## Begin
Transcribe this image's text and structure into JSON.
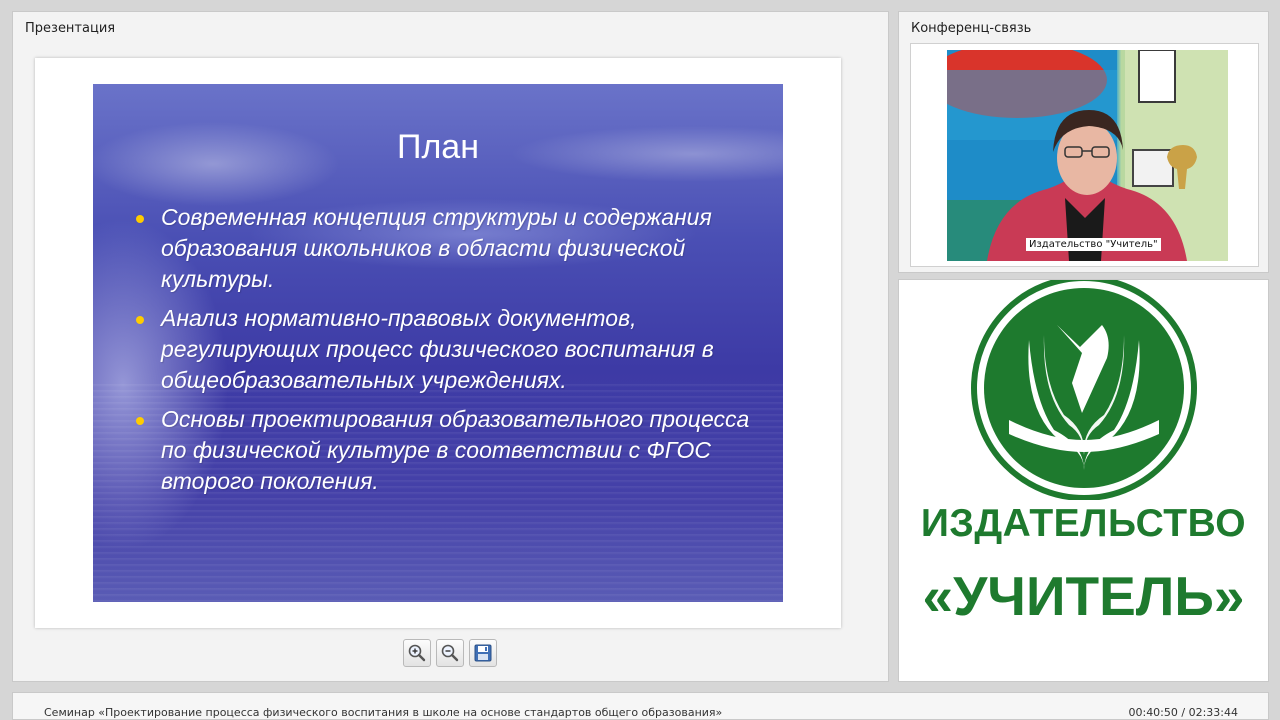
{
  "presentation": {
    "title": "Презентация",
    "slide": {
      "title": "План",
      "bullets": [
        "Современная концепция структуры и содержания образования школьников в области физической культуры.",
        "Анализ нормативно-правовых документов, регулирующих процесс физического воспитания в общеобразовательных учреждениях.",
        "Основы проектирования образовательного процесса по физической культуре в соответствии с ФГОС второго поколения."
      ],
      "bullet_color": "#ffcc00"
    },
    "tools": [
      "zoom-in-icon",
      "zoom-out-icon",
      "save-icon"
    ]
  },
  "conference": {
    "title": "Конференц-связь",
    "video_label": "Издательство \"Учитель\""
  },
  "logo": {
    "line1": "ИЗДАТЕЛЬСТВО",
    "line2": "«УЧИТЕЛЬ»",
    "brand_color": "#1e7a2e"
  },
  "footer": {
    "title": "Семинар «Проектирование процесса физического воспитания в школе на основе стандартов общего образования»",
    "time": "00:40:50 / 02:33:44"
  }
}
## End
## Begin
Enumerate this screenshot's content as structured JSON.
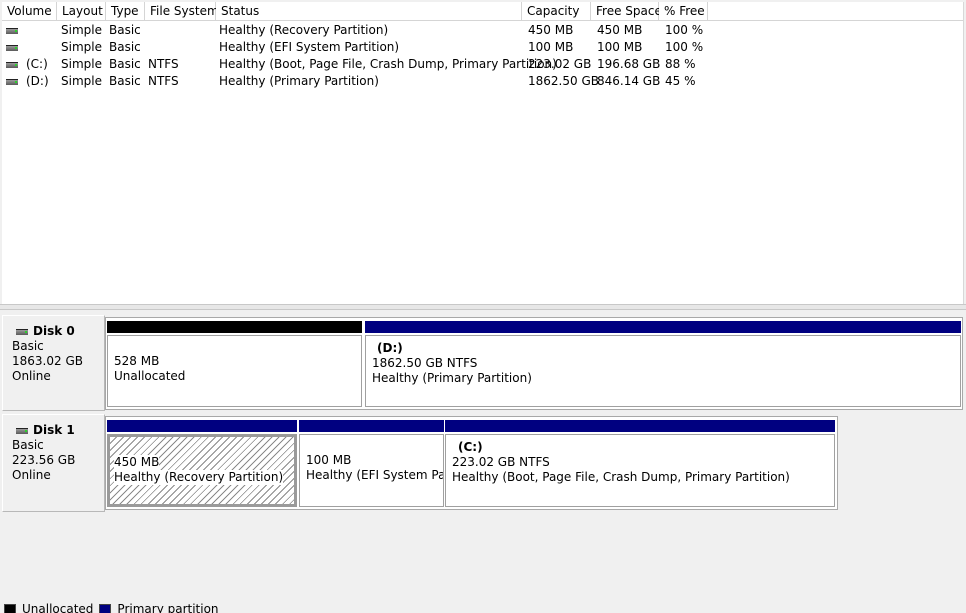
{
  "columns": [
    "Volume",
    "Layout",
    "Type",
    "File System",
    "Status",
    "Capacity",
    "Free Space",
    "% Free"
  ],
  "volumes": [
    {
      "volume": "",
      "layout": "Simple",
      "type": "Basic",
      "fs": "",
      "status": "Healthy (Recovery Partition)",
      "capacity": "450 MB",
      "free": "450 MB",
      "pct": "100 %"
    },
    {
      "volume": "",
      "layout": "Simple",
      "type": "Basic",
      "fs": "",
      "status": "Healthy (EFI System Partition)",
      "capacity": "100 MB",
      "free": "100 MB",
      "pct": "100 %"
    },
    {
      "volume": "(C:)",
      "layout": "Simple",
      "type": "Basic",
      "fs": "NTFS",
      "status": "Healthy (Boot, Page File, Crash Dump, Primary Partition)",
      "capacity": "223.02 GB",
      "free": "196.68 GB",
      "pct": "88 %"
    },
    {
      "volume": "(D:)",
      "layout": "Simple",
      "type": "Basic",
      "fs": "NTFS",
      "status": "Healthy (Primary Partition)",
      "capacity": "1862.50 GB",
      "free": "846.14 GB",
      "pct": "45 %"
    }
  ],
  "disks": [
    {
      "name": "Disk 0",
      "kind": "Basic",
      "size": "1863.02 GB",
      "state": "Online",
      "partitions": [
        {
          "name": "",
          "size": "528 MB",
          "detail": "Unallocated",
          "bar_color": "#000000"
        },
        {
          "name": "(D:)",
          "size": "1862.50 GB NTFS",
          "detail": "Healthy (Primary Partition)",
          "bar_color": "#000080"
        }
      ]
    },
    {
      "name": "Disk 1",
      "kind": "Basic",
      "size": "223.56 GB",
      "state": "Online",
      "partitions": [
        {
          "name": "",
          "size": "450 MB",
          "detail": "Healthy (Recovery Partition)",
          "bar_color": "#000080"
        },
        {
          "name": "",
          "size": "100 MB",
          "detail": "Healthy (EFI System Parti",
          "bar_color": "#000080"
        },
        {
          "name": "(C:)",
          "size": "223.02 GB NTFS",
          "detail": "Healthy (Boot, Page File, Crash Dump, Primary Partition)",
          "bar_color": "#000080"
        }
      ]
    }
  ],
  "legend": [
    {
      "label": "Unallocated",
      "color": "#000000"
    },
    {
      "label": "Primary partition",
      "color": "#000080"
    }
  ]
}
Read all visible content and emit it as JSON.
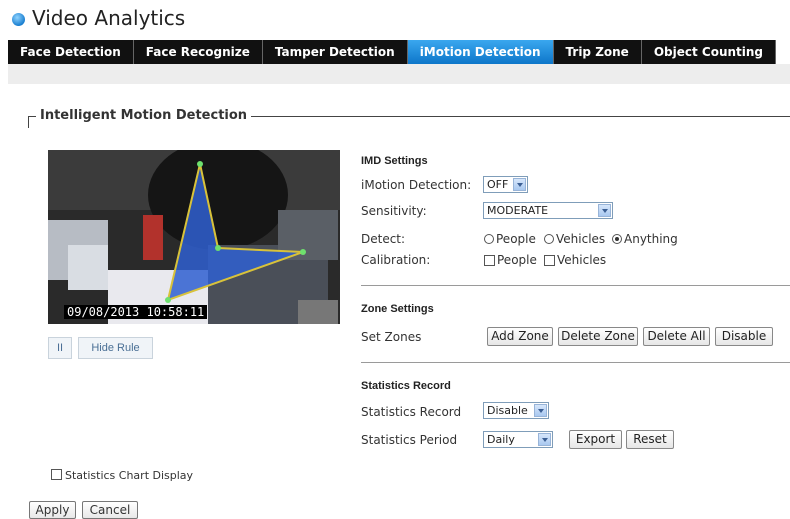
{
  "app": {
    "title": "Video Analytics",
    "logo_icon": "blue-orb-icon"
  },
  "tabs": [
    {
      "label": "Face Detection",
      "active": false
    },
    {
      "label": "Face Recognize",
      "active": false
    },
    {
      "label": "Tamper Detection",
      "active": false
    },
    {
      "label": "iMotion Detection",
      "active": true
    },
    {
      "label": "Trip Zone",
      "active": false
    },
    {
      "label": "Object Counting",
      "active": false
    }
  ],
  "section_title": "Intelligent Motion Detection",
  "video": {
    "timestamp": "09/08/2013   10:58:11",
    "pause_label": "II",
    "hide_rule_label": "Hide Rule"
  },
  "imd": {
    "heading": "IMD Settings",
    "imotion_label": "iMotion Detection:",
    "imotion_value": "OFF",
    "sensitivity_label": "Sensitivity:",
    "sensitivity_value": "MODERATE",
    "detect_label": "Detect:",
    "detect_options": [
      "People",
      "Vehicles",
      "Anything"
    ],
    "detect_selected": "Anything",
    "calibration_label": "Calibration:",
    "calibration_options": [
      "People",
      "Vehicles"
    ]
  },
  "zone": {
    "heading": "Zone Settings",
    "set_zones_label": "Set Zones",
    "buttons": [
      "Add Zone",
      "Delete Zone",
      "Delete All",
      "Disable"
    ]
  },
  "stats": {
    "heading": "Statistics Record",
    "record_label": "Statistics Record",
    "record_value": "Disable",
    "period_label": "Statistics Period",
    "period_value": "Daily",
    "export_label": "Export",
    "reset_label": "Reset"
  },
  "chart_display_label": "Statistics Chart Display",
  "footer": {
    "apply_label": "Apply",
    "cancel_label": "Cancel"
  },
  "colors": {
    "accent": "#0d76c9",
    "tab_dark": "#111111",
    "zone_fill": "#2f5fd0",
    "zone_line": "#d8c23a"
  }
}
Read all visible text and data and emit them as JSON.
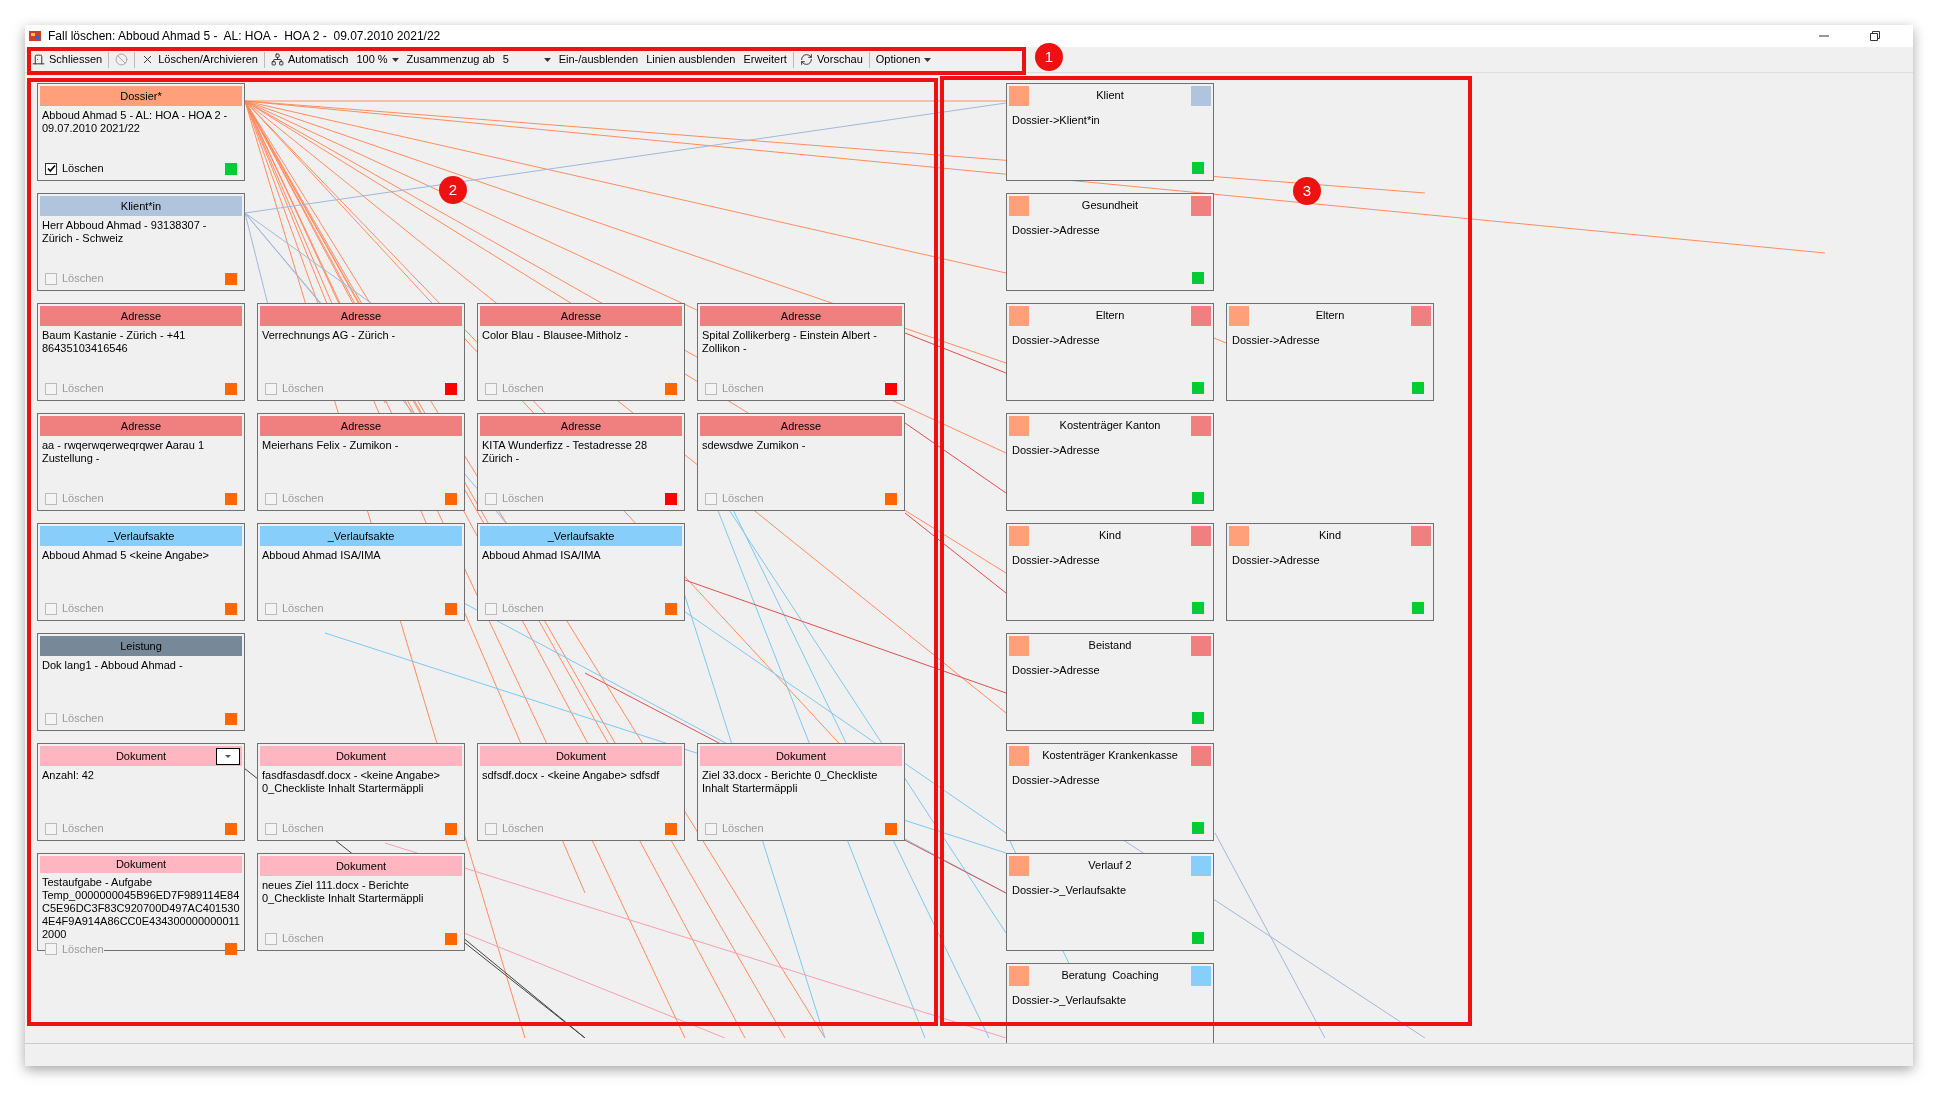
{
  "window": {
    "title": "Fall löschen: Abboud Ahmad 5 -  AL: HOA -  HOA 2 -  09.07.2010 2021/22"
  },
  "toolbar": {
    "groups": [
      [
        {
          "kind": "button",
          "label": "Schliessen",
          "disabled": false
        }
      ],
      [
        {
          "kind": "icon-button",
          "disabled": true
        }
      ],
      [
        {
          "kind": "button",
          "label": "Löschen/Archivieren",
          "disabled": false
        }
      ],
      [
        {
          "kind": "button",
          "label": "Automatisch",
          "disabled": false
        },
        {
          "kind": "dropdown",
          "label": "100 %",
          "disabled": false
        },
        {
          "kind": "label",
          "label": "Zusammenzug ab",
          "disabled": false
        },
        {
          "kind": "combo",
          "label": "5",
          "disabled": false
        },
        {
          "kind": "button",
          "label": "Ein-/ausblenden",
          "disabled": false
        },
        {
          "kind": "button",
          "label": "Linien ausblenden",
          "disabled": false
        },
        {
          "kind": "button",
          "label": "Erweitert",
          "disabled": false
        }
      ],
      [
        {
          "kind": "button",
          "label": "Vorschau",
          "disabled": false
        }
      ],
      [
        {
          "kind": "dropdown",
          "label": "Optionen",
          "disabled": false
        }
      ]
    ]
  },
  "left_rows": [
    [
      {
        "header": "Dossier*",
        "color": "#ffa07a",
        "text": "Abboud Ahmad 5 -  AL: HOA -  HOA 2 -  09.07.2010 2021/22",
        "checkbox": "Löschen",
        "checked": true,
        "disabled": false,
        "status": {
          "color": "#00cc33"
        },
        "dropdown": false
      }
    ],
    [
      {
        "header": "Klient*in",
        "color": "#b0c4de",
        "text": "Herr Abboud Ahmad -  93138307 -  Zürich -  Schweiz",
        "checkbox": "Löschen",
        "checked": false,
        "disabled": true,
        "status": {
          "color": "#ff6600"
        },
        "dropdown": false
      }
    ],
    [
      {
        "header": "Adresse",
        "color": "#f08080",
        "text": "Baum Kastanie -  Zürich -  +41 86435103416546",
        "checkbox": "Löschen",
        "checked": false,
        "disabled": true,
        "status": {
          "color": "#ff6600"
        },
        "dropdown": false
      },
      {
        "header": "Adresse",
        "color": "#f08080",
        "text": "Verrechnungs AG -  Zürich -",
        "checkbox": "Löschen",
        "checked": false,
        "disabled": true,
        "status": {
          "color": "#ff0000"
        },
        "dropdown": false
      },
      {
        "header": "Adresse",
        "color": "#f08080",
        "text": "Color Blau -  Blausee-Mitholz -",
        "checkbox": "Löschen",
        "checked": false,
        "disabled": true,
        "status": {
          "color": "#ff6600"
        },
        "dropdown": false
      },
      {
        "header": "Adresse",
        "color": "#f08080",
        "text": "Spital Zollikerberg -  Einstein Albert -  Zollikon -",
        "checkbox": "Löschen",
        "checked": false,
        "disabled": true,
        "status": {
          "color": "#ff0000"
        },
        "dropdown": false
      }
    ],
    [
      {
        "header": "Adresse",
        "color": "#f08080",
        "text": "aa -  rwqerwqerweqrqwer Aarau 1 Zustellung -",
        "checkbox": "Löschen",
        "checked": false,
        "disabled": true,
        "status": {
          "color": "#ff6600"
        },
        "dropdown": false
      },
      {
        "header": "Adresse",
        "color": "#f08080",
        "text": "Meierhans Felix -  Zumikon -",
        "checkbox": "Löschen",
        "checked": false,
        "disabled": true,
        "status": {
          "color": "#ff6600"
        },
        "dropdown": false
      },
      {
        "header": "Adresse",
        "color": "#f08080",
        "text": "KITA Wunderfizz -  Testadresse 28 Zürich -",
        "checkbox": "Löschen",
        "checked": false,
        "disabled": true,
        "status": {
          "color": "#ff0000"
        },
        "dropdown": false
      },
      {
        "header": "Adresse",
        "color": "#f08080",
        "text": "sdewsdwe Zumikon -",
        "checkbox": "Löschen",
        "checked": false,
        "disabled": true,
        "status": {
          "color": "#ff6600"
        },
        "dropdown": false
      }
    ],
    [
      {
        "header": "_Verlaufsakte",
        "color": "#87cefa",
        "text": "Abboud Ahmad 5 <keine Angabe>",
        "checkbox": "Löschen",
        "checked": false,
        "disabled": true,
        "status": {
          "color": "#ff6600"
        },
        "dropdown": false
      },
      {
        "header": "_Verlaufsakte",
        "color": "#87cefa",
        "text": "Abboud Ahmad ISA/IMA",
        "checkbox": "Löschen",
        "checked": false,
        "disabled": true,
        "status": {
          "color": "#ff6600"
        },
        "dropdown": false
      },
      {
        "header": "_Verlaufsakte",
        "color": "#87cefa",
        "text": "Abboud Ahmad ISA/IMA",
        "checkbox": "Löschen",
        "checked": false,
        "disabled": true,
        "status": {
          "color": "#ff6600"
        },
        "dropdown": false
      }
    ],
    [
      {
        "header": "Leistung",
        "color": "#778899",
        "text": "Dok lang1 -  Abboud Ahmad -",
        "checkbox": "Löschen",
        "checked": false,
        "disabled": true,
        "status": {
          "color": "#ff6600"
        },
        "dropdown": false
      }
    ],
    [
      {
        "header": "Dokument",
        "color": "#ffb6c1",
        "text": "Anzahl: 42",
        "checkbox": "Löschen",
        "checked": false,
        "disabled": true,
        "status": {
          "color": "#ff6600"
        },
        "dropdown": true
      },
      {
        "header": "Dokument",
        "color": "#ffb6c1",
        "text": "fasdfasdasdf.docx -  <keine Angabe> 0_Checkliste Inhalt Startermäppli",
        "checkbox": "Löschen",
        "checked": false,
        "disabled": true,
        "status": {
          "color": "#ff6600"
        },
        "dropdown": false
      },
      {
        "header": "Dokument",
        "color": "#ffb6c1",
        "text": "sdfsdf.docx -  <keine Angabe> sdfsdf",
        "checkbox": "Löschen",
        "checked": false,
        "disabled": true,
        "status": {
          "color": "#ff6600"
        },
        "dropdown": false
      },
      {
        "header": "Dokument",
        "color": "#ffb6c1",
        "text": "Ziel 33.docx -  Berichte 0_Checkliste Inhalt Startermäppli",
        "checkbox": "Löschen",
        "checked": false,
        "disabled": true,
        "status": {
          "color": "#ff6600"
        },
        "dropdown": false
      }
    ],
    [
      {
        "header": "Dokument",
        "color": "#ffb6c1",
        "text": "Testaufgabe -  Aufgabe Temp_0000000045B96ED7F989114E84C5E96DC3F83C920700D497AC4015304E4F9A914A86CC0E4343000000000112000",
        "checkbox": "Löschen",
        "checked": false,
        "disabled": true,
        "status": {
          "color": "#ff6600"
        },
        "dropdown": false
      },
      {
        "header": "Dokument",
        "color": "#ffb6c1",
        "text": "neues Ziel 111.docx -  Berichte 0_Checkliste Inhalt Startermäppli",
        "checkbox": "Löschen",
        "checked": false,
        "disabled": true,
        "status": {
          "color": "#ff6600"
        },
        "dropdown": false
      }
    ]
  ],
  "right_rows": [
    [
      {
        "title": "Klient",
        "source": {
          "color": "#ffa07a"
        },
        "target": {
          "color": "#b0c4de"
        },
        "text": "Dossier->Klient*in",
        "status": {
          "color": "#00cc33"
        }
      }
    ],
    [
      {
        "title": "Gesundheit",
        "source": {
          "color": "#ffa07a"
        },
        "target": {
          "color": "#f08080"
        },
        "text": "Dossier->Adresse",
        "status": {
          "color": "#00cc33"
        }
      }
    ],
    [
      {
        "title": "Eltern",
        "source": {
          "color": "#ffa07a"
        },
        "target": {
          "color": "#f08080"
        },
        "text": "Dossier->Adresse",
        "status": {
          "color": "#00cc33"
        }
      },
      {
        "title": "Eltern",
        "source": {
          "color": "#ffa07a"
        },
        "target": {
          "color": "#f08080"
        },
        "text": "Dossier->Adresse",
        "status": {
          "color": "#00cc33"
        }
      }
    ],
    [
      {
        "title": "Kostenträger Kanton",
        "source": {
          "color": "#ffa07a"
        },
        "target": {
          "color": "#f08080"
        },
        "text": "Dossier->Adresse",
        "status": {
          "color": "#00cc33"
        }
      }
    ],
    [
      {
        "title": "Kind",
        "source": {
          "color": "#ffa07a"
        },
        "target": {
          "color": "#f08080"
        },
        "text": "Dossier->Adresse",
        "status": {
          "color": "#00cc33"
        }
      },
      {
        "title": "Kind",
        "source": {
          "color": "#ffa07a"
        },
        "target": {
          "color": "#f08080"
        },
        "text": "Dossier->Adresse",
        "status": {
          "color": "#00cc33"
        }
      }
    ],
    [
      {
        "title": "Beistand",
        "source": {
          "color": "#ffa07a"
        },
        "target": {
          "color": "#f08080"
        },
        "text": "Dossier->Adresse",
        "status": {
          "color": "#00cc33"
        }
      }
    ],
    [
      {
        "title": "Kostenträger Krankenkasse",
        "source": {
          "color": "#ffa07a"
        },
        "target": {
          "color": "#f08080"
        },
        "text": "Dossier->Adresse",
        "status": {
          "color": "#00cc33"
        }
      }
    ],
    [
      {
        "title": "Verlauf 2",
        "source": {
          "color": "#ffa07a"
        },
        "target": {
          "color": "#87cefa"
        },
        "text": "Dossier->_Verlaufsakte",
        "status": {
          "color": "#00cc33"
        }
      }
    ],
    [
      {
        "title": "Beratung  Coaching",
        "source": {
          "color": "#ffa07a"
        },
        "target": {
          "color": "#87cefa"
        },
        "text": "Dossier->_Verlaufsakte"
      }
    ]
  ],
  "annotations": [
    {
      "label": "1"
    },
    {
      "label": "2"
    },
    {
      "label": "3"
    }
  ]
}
## End
> What you are asked to do
Pull out all lines from the listing that contain the string "emit".

> Task output
Read all visible content and emit it as JSON.
Read all visible text and data and emit them as JSON.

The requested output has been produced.